__What to do__
Every entry below should be printed exactly, without its images.
▽
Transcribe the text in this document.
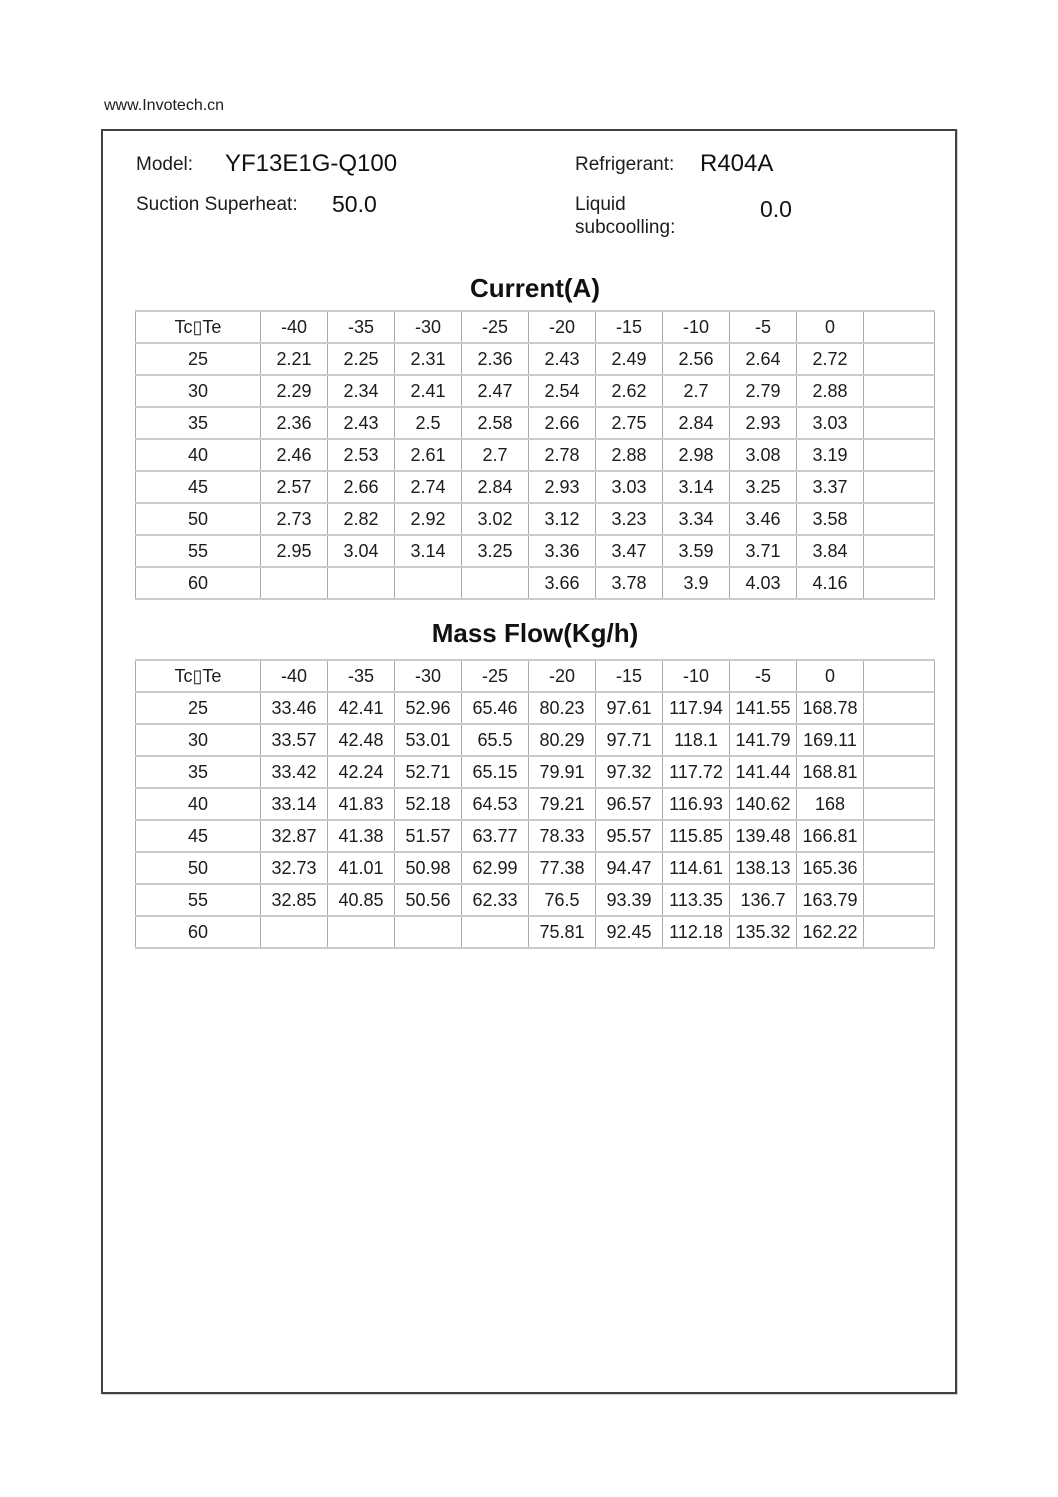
www.Invotech.cn
Model: YF13E1G-Q100
Suction Superheat: 50.0
Refrigerant: R404A
Liquid subcoolling:
0.0
Current(A)
Tc▯Te	-40	-35	-30	-25	-20	-15	-10	-5	0	
25	2.21	2.25	2.31	2.36	2.43	2.49	2.56	2.64	2.72	
30	2.29	2.34	2.41	2.47	2.54	2.62	2.7	2.79	2.88	
35	2.36	2.43	2.5	2.58	2.66	2.75	2.84	2.93	3.03	
40	2.46	2.53	2.61	2.7	2.78	2.88	2.98	3.08	3.19	
45	2.57	2.66	2.74	2.84	2.93	3.03	3.14	3.25	3.37	
50	2.73	2.82	2.92	3.02	3.12	3.23	3.34	3.46	3.58	
55	2.95	3.04	3.14	3.25	3.36	3.47	3.59	3.71	3.84	
60					3.66	3.78	3.9	4.03	4.16	
Mass Flow(Kg/h)
Tc▯Te	-40	-35	-30	-25	-20	-15	-10	-5	0	
25	33.46	42.41	52.96	65.46	80.23	97.61	117.94	141.55	168.78	
30	33.57	42.48	53.01	65.5	80.29	97.71	118.1	141.79	169.11	
35	33.42	42.24	52.71	65.15	79.91	97.32	117.72	141.44	168.81	
40	33.14	41.83	52.18	64.53	79.21	96.57	116.93	140.62	168	
45	32.87	41.38	51.57	63.77	78.33	95.57	115.85	139.48	166.81	
50	32.73	41.01	50.98	62.99	77.38	94.47	114.61	138.13	165.36	
55	32.85	40.85	50.56	62.33	76.5	93.39	113.35	136.7	163.79	
60					75.81	92.45	112.18	135.32	162.22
△
__Reply__
Transcribe the text in this document.
www.Invotech.cn
Model: YF13E1G-Q100
Suction Superheat: 50.0
Refrigerant: R404A
Liquid subcoolling:
0.0
Current(A)
Tc▯Te	-40	-35	-30	-25	-20	-15	-10	-5	0	
25	2.21	2.25	2.31	2.36	2.43	2.49	2.56	2.64	2.72	
30	2.29	2.34	2.41	2.47	2.54	2.62	2.7	2.79	2.88	
35	2.36	2.43	2.5	2.58	2.66	2.75	2.84	2.93	3.03	
40	2.46	2.53	2.61	2.7	2.78	2.88	2.98	3.08	3.19	
45	2.57	2.66	2.74	2.84	2.93	3.03	3.14	3.25	3.37	
50	2.73	2.82	2.92	3.02	3.12	3.23	3.34	3.46	3.58	
55	2.95	3.04	3.14	3.25	3.36	3.47	3.59	3.71	3.84	
60					3.66	3.78	3.9	4.03	4.16	
Mass Flow(Kg/h)
Tc▯Te	-40	-35	-30	-25	-20	-15	-10	-5	0	
25	33.46	42.41	52.96	65.46	80.23	97.61	117.94	141.55	168.78	
30	33.57	42.48	53.01	65.5	80.29	97.71	118.1	141.79	169.11	
35	33.42	42.24	52.71	65.15	79.91	97.32	117.72	141.44	168.81	
40	33.14	41.83	52.18	64.53	79.21	96.57	116.93	140.62	168	
45	32.87	41.38	51.57	63.77	78.33	95.57	115.85	139.48	166.81	
50	32.73	41.01	50.98	62.99	77.38	94.47	114.61	138.13	165.36	
55	32.85	40.85	50.56	62.33	76.5	93.39	113.35	136.7	163.79	
60					75.81	92.45	112.18	135.32	162.22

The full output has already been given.